### Source material
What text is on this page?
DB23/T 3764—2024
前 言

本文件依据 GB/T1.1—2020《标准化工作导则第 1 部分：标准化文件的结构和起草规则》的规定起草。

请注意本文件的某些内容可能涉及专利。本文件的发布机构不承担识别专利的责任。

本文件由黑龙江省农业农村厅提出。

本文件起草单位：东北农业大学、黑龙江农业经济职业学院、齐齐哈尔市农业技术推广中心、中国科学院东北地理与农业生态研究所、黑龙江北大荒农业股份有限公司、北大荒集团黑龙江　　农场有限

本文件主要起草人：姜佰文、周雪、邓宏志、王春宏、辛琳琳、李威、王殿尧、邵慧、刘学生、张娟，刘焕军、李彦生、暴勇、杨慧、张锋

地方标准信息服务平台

### Exercise aim
Repeat the data above exactly.

### Right answer
What text is on this page?
DB23/T 3764—2024
前 言

本文件依据 GB/T1.1—2020《标准化工作导则第 1 部分：标准化文件的结构和起草规则》的规定起草。

请注意本文件的某些内容可能涉及专利。本文件的发布机构不承担识别专利的责任。

本文件由黑龙江省农业农村厅提出。

本文件起草单位：东北农业大学、黑龙江农业经济职业学院、齐齐哈尔市农业技术推广中心、中国科学院东北地理与农业生态研究所、黑龙江北大荒农业股份有限公司、北大荒集团黑龙江　　农场有限

本文件主要起草人：姜佰文、周雪、邓宏志、王春宏、辛琳琳、李威、王殿尧、邵慧、刘学生、张娟，刘焕军、李彦生、暴勇、杨慧、张锋

地方标准信息服务平台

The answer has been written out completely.